→ EXERCISE REQUIREMENTS
Without altering anything, repeat each of the records.

→ EXTRACTED INFORMATION
-=-=-

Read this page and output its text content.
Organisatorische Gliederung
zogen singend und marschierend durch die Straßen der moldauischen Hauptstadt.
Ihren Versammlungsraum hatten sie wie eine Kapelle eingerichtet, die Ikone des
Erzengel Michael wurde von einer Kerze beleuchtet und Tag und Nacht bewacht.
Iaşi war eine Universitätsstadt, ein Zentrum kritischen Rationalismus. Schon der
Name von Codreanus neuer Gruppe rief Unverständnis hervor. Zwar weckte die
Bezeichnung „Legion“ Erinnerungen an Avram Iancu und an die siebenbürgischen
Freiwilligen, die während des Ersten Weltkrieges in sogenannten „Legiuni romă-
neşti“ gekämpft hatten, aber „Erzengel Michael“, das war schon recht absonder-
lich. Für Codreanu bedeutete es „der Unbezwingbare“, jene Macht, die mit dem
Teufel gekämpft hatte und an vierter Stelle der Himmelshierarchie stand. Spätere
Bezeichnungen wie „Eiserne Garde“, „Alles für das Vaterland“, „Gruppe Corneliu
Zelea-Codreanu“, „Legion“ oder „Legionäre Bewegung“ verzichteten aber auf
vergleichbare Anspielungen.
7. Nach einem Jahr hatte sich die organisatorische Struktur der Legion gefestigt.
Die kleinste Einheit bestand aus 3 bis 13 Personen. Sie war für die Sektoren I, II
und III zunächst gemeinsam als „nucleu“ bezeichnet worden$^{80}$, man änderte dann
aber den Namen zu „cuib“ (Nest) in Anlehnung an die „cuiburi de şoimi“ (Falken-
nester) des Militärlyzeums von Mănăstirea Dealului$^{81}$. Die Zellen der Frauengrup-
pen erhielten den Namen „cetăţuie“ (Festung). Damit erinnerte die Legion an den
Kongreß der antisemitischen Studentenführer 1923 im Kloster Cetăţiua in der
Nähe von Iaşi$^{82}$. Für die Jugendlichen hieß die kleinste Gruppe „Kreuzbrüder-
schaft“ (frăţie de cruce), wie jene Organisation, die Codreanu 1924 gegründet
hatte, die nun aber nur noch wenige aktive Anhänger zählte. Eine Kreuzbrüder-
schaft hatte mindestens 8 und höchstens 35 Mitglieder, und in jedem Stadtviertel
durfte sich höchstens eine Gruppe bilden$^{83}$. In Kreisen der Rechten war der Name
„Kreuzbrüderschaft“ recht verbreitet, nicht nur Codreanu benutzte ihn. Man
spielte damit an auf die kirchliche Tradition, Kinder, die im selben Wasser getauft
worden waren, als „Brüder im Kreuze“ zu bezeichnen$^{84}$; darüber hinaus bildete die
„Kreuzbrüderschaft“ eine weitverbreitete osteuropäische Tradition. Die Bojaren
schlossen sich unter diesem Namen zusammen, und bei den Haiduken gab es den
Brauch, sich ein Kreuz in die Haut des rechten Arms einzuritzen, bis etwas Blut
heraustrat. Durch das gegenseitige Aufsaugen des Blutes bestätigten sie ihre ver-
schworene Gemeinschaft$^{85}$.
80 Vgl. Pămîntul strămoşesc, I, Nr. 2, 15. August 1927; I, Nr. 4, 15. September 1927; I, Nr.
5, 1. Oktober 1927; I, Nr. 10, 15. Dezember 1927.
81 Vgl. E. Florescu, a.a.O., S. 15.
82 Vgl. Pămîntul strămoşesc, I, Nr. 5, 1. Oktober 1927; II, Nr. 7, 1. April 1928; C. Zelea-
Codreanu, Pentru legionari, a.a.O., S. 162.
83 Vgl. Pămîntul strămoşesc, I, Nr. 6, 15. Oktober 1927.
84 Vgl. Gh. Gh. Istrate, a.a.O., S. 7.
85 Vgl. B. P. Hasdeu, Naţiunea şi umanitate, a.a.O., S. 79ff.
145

-=-=-

→ RESULT OF THIS EXERCISE
Read this page and output its text content.
Organisatorische Gliederung
zogen singend und marschierend durch die Straßen der moldauischen Hauptstadt.
Ihren Versammlungsraum hatten sie wie eine Kapelle eingerichtet, die Ikone des
Erzengel Michael wurde von einer Kerze beleuchtet und Tag und Nacht bewacht.
Iaşi war eine Universitätsstadt, ein Zentrum kritischen Rationalismus. Schon der
Name von Codreanus neuer Gruppe rief Unverständnis hervor. Zwar weckte die
Bezeichnung „Legion“ Erinnerungen an Avram Iancu und an die siebenbürgischen
Freiwilligen, die während des Ersten Weltkrieges in sogenannten „Legiuni romă-
neşti“ gekämpft hatten, aber „Erzengel Michael“, das war schon recht absonder-
lich. Für Codreanu bedeutete es „der Unbezwingbare“, jene Macht, die mit dem
Teufel gekämpft hatte und an vierter Stelle der Himmelshierarchie stand. Spätere
Bezeichnungen wie „Eiserne Garde“, „Alles für das Vaterland“, „Gruppe Corneliu
Zelea-Codreanu“, „Legion“ oder „Legionäre Bewegung“ verzichteten aber auf
vergleichbare Anspielungen.
7. Nach einem Jahr hatte sich die organisatorische Struktur der Legion gefestigt.
Die kleinste Einheit bestand aus 3 bis 13 Personen. Sie war für die Sektoren I, II
und III zunächst gemeinsam als „nucleu“ bezeichnet worden$^{80}$, man änderte dann
aber den Namen zu „cuib“ (Nest) in Anlehnung an die „cuiburi de şoimi“ (Falken-
nester) des Militärlyzeums von Mănăstirea Dealului$^{81}$. Die Zellen der Frauengrup-
pen erhielten den Namen „cetăţuie“ (Festung). Damit erinnerte die Legion an den
Kongreß der antisemitischen Studentenführer 1923 im Kloster Cetăţiua in der
Nähe von Iaşi$^{82}$. Für die Jugendlichen hieß die kleinste Gruppe „Kreuzbrüder-
schaft“ (frăţie de cruce), wie jene Organisation, die Codreanu 1924 gegründet
hatte, die nun aber nur noch wenige aktive Anhänger zählte. Eine Kreuzbrüder-
schaft hatte mindestens 8 und höchstens 35 Mitglieder, und in jedem Stadtviertel
durfte sich höchstens eine Gruppe bilden$^{83}$. In Kreisen der Rechten war der Name
„Kreuzbrüderschaft“ recht verbreitet, nicht nur Codreanu benutzte ihn. Man
spielte damit an auf die kirchliche Tradition, Kinder, die im selben Wasser getauft
worden waren, als „Brüder im Kreuze“ zu bezeichnen$^{84}$; darüber hinaus bildete die
„Kreuzbrüderschaft“ eine weitverbreitete osteuropäische Tradition. Die Bojaren
schlossen sich unter diesem Namen zusammen, und bei den Haiduken gab es den
Brauch, sich ein Kreuz in die Haut des rechten Arms einzuritzen, bis etwas Blut
heraustrat. Durch das gegenseitige Aufsaugen des Blutes bestätigten sie ihre ver-
schworene Gemeinschaft$^{85}$.
80 Vgl. Pămîntul strămoşesc, I, Nr. 2, 15. August 1927; I, Nr. 4, 15. September 1927; I, Nr.
5, 1. Oktober 1927; I, Nr. 10, 15. Dezember 1927.
81 Vgl. E. Florescu, a.a.O., S. 15.
82 Vgl. Pămîntul strămoşesc, I, Nr. 5, 1. Oktober 1927; II, Nr. 7, 1. April 1928; C. Zelea-
Codreanu, Pentru legionari, a.a.O., S. 162.
83 Vgl. Pămîntul strămoşesc, I, Nr. 6, 15. Oktober 1927.
84 Vgl. Gh. Gh. Istrate, a.a.O., S. 7.
85 Vgl. B. P. Hasdeu, Naţiunea şi umanitate, a.a.O., S. 79ff.
145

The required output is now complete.